▸ Work to complete:
Copy out each line exactly as it appears.

▸ Material:
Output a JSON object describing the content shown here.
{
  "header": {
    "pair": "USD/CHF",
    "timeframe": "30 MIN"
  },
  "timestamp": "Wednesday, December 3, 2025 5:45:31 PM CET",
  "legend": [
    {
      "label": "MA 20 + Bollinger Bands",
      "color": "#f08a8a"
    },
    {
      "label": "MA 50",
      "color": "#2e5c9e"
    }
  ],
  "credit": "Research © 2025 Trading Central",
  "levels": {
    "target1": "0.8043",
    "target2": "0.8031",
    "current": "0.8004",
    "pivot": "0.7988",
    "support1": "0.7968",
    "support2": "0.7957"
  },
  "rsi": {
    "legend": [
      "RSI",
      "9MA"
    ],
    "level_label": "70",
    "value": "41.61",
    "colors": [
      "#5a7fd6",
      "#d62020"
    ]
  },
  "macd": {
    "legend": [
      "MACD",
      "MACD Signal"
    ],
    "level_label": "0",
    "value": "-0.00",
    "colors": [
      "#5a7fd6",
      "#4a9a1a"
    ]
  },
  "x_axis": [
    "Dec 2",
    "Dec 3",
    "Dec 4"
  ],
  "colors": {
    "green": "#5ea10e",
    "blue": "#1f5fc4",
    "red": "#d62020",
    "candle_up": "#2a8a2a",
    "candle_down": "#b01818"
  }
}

▸ Task output:
Output a JSON object describing the content shown here.
{
  "header": {
    "pair": "USD/CHF",
    "timeframe": "30 MIN"
  },
  "timestamp": "Wednesday, December 3, 2025 5:45:31 PM CET",
  "legend": [
    {
      "label": "MA 20 + Bollinger Bands",
      "color": "#f08a8a"
    },
    {
      "label": "MA 50",
      "color": "#2e5c9e"
    }
  ],
  "credit": "Research © 2025 Trading Central",
  "levels": {
    "target1": "0.8043",
    "target2": "0.8031",
    "current": "0.8004",
    "pivot": "0.7988",
    "support1": "0.7968",
    "support2": "0.7957"
  },
  "rsi": {
    "legend": [
      "RSI",
      "9MA"
    ],
    "level_label": "70",
    "value": "41.61",
    "colors": [
      "#5a7fd6",
      "#d62020"
    ]
  },
  "macd": {
    "legend": [
      "MACD",
      "MACD Signal"
    ],
    "level_label": "0",
    "value": "-0.00",
    "colors": [
      "#5a7fd6",
      "#4a9a1a"
    ]
  },
  "x_axis": [
    "Dec 2",
    "Dec 3",
    "Dec 4"
  ],
  "colors": {
    "green": "#5ea10e",
    "blue": "#1f5fc4",
    "red": "#d62020",
    "candle_up": "#2a8a2a",
    "candle_down": "#b01818"
  }
}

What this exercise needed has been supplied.